Data excerpts:
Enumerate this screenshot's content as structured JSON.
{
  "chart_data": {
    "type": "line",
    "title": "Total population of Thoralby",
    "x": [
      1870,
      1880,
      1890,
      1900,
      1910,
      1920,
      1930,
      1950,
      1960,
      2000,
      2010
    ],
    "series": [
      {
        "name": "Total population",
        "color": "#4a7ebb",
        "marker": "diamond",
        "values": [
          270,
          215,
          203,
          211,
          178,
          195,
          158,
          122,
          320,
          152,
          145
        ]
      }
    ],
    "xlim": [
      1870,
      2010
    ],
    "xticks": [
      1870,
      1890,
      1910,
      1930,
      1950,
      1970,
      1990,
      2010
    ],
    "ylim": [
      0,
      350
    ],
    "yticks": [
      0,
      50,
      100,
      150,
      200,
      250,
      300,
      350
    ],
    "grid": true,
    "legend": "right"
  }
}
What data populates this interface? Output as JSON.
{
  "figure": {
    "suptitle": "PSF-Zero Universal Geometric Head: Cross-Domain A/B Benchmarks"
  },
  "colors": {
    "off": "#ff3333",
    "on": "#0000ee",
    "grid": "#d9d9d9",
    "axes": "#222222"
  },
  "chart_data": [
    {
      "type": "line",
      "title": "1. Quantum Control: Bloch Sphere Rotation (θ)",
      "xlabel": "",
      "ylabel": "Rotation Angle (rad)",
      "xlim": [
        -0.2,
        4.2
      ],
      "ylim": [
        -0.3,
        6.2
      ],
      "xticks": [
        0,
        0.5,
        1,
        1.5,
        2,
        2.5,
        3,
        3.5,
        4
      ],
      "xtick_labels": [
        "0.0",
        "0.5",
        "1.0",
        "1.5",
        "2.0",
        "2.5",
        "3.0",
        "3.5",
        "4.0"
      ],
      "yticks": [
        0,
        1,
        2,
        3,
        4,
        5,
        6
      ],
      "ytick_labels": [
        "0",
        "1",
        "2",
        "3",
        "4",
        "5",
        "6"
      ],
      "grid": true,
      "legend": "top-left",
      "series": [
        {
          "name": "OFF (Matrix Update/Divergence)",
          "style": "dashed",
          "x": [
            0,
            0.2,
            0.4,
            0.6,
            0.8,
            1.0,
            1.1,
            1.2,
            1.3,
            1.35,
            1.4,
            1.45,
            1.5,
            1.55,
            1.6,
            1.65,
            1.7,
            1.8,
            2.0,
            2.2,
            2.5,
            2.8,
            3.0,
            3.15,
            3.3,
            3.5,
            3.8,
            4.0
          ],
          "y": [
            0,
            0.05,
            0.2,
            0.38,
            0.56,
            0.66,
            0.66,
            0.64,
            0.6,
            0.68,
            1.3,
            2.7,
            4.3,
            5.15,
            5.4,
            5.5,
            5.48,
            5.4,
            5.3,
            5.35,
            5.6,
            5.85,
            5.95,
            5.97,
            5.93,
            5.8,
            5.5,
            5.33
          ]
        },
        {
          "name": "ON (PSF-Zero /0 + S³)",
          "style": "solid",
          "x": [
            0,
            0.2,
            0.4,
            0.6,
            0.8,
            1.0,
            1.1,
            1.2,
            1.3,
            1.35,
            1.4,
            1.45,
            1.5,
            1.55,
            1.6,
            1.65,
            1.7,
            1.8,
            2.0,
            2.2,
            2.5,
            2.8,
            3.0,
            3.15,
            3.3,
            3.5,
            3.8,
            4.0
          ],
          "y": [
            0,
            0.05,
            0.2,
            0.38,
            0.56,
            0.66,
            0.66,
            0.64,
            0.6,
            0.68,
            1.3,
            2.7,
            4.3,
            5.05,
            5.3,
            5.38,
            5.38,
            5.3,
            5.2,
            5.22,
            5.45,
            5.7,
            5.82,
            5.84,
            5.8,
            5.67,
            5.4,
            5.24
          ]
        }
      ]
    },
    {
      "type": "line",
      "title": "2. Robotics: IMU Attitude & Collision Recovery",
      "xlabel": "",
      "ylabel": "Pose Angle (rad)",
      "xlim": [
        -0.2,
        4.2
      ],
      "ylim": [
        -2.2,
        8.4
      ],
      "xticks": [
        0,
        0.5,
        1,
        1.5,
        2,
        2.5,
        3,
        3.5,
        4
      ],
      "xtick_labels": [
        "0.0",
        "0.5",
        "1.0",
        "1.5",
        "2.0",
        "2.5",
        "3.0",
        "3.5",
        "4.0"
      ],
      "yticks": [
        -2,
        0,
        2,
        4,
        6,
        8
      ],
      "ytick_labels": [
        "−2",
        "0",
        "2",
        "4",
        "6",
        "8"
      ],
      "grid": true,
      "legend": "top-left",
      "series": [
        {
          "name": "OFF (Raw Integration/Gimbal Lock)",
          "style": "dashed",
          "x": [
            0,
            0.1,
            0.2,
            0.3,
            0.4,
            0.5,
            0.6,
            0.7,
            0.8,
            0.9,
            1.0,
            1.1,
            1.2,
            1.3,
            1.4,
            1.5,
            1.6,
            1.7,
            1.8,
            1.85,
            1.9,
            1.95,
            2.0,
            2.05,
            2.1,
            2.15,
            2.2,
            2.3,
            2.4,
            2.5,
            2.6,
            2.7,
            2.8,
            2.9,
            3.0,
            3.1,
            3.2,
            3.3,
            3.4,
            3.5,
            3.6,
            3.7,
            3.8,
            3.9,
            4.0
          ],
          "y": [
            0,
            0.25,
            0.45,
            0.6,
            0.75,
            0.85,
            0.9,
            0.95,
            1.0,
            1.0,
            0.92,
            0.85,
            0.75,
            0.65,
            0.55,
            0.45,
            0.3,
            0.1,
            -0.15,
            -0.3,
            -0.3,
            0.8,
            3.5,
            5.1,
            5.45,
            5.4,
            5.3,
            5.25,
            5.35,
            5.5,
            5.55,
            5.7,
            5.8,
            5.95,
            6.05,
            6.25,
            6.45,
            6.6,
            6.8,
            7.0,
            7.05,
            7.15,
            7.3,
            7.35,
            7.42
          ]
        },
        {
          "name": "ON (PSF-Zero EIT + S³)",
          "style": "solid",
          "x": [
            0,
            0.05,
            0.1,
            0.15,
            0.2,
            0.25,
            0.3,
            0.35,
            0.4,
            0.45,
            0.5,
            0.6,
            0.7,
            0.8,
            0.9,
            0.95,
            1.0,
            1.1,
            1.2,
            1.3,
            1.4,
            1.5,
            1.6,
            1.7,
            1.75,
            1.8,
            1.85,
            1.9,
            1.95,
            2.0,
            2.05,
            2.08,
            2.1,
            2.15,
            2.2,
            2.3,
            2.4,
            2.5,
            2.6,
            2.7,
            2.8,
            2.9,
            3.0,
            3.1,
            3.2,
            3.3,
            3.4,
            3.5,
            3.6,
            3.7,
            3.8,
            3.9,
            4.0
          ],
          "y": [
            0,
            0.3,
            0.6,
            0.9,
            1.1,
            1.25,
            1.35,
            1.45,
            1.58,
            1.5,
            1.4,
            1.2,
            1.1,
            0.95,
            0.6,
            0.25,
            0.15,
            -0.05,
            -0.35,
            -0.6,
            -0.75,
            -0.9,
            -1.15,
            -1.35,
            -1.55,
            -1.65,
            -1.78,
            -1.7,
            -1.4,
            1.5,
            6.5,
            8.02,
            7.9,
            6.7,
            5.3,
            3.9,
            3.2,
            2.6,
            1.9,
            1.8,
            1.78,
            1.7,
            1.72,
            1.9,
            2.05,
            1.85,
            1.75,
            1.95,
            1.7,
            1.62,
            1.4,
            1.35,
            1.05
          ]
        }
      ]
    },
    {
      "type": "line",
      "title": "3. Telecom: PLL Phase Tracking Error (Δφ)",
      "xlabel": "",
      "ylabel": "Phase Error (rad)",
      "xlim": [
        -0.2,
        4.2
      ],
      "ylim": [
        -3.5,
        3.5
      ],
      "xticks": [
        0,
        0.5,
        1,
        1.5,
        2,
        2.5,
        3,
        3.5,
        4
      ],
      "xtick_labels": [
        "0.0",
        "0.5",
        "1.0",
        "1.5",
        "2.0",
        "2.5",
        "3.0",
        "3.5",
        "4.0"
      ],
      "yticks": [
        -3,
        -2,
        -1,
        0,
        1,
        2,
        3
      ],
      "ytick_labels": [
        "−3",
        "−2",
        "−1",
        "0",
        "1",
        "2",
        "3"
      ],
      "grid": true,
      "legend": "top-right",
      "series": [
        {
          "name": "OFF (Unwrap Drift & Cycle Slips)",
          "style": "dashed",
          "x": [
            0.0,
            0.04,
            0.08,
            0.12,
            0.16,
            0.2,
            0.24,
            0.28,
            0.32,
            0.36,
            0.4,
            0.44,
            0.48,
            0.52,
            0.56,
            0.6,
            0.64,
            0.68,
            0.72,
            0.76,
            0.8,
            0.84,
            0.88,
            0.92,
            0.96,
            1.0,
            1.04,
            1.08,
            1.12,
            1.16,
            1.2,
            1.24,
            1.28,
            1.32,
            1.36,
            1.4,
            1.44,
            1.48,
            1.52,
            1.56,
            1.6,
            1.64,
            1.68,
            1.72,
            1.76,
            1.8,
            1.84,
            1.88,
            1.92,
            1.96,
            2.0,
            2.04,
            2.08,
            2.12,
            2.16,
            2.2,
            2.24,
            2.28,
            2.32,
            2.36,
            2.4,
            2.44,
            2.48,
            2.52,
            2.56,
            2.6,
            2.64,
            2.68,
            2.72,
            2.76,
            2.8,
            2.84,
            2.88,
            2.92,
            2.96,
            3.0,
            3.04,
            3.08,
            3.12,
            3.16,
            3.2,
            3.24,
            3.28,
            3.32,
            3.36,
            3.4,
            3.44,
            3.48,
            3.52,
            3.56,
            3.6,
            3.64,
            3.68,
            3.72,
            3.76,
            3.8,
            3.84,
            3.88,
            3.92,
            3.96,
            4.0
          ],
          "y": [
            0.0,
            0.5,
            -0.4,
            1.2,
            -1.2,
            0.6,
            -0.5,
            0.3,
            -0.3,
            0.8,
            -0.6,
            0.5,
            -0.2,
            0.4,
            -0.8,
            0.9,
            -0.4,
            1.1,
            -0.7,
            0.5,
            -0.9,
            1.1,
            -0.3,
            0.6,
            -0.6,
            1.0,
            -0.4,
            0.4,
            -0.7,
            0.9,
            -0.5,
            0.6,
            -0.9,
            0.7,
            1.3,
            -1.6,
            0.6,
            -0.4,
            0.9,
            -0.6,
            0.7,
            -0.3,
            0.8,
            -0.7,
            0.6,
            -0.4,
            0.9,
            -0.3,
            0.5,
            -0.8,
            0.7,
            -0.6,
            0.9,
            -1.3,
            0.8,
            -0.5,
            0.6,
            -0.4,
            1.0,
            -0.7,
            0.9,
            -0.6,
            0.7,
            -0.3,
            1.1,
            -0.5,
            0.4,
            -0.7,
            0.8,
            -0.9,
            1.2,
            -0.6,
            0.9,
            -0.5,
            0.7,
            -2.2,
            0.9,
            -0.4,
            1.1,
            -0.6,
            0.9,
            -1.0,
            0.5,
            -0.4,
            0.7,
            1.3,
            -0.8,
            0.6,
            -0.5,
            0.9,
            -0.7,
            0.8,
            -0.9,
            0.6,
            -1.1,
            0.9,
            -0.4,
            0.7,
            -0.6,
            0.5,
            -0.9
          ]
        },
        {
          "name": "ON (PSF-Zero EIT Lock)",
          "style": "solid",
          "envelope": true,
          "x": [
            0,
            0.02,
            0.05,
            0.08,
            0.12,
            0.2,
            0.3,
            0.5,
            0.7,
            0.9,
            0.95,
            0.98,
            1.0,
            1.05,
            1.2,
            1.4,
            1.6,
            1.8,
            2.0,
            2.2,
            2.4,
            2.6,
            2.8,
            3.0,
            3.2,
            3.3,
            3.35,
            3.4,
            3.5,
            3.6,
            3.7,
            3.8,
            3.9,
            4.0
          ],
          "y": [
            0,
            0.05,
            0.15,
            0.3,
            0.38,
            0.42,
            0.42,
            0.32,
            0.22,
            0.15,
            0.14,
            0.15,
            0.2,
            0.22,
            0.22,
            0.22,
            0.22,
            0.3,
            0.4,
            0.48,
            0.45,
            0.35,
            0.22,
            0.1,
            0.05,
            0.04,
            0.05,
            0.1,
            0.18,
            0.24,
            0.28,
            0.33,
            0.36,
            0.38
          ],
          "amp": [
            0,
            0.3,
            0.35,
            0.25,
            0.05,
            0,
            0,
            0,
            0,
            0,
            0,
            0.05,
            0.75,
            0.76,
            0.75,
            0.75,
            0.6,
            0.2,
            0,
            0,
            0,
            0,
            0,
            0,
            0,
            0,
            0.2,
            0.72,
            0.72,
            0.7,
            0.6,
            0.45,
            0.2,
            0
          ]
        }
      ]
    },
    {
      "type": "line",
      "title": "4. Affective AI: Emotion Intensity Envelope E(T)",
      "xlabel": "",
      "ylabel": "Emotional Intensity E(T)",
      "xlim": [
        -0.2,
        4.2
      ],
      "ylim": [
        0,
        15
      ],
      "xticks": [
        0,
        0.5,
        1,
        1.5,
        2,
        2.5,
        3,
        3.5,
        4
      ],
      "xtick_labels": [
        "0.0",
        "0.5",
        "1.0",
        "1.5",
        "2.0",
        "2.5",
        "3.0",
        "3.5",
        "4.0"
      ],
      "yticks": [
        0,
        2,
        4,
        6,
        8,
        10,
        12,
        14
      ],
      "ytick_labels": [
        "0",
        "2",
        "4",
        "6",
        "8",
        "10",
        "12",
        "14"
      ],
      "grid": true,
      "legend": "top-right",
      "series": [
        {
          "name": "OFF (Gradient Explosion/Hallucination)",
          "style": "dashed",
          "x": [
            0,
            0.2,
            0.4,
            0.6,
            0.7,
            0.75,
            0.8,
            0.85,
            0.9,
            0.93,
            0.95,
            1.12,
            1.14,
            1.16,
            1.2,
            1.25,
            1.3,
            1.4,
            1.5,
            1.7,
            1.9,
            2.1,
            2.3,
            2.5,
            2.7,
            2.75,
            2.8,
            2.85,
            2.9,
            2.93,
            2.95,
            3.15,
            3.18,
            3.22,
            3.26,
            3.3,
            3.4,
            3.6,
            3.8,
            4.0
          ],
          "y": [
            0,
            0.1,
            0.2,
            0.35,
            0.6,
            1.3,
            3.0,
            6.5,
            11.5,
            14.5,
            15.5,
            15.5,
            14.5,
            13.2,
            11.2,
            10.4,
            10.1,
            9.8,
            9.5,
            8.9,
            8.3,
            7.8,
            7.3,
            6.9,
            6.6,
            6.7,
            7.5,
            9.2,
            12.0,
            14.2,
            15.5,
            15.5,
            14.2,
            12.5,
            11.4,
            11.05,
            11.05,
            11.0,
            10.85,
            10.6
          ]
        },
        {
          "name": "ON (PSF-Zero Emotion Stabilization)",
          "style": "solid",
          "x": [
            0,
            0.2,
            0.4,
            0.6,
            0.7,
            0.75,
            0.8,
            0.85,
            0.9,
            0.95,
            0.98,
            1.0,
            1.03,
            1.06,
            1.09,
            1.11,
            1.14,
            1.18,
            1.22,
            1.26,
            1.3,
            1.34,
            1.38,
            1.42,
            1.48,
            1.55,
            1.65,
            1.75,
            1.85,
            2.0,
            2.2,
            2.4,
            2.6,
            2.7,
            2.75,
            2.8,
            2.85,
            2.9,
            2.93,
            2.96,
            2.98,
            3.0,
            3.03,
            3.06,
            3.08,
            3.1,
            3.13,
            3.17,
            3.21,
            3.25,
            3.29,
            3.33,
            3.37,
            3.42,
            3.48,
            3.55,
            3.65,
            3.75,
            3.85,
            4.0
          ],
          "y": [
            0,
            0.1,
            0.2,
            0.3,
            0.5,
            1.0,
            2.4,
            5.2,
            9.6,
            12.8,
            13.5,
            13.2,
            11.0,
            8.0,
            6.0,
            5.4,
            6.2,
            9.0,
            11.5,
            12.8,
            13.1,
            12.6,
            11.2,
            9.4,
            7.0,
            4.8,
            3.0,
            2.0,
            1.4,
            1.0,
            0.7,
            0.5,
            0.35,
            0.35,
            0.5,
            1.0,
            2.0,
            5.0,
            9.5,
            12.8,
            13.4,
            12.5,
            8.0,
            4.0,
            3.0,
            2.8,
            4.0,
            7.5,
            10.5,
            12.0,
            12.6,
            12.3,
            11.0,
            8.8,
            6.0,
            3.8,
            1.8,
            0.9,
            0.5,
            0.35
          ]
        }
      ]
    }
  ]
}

Requirement: Report only the number of lines that hold the word "ylabel".

Worked solution: 4